1. Click on the file option on the top left and select "Export.."

2. Change the file type to .stl and Export

3. Repeat steps 1 and 2 for the Vent

4. Insert a thumb drive to your laptop

5. Open Cura and select the 3D printer you will be using

6. Click on the file option in the top left corner and select the .stl you want to print

7. Adjust the setting to your liking. I will be setting the profile to 0.2 and infill as 10%

8. Slice your file

9. Save to Removable Drive

10. Repeat steps 6 to 9 for the Vent

In case you are required to set up an Ultimaker S3 by yourself, I'll give a quick tutorial.

1. Turn on the main power supply

2. Turn on the Ultimaker by flicking the switch behind

3. Load the Filament roller onto the tray which is located below the Ultimaker and ensure the box is showing temperature values on the front.

4. Unlock the filament inserting hole by flicking the knob up and inserting the filament. once the filament has been inserted into Ultimaker, flick the knob down to secure the filament.

5. Click the "load" option on the screen to load the filament into the printer head

6. Allow the filament to come out of the print core until it touches the base of the printer. Then use a set of tweezers to cut off the filament.

7. Tap on Confirm once you cut off the excess filament which extruded out of the print core.
------------------------------
#### Required tasks
1. Answer from the printing guide:
(a) To which file type should the file be changed before exporting?
(b) What profile and infill does the writer set in Cura?
(c) What is used to cut off the filament that comes out of the print core?
2. In one to three sentences, explain what flicking the knob up and then down does when inserting filament, according to the printing guide.
3. Summarize the printing guide in two sentences.
The material is not needed for this work.
------------------------------
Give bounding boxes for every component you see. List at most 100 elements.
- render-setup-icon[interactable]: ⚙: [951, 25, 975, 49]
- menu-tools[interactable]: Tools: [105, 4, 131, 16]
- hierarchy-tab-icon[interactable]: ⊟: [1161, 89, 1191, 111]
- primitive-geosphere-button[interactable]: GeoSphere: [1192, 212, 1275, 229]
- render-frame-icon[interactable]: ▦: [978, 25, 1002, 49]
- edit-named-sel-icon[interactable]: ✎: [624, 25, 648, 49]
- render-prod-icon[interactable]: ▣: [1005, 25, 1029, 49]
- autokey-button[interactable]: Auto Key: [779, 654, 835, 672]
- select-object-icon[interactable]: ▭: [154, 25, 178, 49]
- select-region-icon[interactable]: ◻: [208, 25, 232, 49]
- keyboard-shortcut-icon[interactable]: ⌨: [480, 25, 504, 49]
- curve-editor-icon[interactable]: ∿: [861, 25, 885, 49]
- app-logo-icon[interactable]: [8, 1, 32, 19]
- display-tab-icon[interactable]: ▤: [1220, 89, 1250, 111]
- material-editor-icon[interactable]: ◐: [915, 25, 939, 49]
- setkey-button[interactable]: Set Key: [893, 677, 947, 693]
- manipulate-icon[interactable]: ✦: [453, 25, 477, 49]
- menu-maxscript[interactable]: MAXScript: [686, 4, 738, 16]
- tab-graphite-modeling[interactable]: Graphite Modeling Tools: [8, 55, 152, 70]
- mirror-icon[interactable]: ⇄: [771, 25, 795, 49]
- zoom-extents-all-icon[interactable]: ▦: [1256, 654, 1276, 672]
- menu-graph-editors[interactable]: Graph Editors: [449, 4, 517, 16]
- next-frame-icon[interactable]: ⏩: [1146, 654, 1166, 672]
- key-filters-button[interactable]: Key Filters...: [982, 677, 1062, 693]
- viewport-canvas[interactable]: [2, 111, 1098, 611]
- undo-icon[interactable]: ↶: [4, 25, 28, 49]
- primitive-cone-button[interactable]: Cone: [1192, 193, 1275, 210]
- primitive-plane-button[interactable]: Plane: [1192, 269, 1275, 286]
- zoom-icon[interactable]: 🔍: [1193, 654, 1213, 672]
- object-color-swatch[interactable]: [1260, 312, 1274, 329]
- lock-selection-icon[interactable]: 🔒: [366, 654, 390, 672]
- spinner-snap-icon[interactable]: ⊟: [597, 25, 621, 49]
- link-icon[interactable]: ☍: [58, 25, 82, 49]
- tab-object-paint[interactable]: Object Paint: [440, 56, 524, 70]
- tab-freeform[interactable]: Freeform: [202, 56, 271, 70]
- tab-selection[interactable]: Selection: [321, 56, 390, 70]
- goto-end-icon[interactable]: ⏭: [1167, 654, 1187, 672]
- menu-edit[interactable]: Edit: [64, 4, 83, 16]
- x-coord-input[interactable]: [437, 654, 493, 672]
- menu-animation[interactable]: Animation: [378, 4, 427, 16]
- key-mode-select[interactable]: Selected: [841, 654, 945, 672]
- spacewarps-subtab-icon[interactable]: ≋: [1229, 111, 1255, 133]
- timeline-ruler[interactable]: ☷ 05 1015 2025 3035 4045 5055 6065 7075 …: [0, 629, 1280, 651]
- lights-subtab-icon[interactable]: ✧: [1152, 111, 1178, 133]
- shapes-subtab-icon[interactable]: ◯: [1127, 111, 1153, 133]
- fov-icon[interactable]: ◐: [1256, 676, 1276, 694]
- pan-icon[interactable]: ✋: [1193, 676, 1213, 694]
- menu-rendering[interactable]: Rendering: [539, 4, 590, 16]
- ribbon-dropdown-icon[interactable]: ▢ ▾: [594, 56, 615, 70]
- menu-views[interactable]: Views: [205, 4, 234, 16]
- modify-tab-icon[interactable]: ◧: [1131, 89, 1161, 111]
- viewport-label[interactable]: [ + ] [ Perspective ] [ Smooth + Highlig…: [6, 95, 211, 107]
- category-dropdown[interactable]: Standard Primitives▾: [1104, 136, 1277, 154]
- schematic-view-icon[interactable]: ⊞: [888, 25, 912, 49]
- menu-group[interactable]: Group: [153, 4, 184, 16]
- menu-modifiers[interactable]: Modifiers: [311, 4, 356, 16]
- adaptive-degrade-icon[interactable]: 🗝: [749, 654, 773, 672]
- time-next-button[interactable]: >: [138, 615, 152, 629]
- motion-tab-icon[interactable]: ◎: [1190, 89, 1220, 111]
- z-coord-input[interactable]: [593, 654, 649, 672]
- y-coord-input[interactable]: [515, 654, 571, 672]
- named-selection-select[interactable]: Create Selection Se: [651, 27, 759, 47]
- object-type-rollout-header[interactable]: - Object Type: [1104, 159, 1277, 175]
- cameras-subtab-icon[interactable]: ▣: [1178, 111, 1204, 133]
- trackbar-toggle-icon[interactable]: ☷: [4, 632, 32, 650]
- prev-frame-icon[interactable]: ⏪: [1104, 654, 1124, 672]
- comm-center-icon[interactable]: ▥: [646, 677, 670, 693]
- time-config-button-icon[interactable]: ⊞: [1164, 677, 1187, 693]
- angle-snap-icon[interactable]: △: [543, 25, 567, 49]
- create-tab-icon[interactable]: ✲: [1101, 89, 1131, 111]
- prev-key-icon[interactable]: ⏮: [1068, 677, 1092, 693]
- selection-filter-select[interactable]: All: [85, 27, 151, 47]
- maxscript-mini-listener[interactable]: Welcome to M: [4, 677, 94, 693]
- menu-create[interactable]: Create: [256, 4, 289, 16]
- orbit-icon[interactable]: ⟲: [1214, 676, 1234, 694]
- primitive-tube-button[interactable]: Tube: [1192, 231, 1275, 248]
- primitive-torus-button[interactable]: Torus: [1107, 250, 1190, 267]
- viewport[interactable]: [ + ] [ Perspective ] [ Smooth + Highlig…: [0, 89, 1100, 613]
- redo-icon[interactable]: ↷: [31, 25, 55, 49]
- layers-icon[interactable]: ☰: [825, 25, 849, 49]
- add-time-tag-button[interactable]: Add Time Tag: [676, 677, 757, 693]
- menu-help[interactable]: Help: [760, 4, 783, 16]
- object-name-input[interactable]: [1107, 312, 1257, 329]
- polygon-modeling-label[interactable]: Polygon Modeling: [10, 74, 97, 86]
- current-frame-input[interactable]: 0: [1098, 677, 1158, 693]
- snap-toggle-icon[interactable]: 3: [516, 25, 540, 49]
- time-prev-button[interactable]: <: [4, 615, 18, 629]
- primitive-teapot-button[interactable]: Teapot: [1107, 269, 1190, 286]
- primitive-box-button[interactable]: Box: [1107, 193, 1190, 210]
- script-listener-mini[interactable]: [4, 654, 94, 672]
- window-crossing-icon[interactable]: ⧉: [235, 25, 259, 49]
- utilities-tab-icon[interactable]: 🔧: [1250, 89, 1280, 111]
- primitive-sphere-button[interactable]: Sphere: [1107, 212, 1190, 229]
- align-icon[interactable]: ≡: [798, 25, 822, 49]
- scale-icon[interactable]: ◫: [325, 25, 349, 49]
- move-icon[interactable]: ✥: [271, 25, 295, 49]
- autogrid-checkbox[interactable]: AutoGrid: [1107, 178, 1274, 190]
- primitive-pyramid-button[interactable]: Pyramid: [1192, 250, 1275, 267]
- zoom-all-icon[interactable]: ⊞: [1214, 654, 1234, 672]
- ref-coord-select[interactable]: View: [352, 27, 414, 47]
------------------------------
#### Answers for the tasks
1.
(a) The .stl file type.
(b) A profile of 0.2 and an infill of 10%.
(c) A set of tweezers.

2. Flicking the knob up unlocks the filament inserting hole so the filament can be inserted. Once the filament is inside the Ultimaker, flicking the knob down secures it.

3. Export each file, including the Vent, as an .stl, open it in Cura with the chosen 3D printer, adjust the settings, slice it, and save it to a removable drive. To set up an Ultimaker S3, turn on the power and the printer, load the filament roller and insert the filament, load the filament into the printer head, then cut off the excess with tweezers and tap Confirm.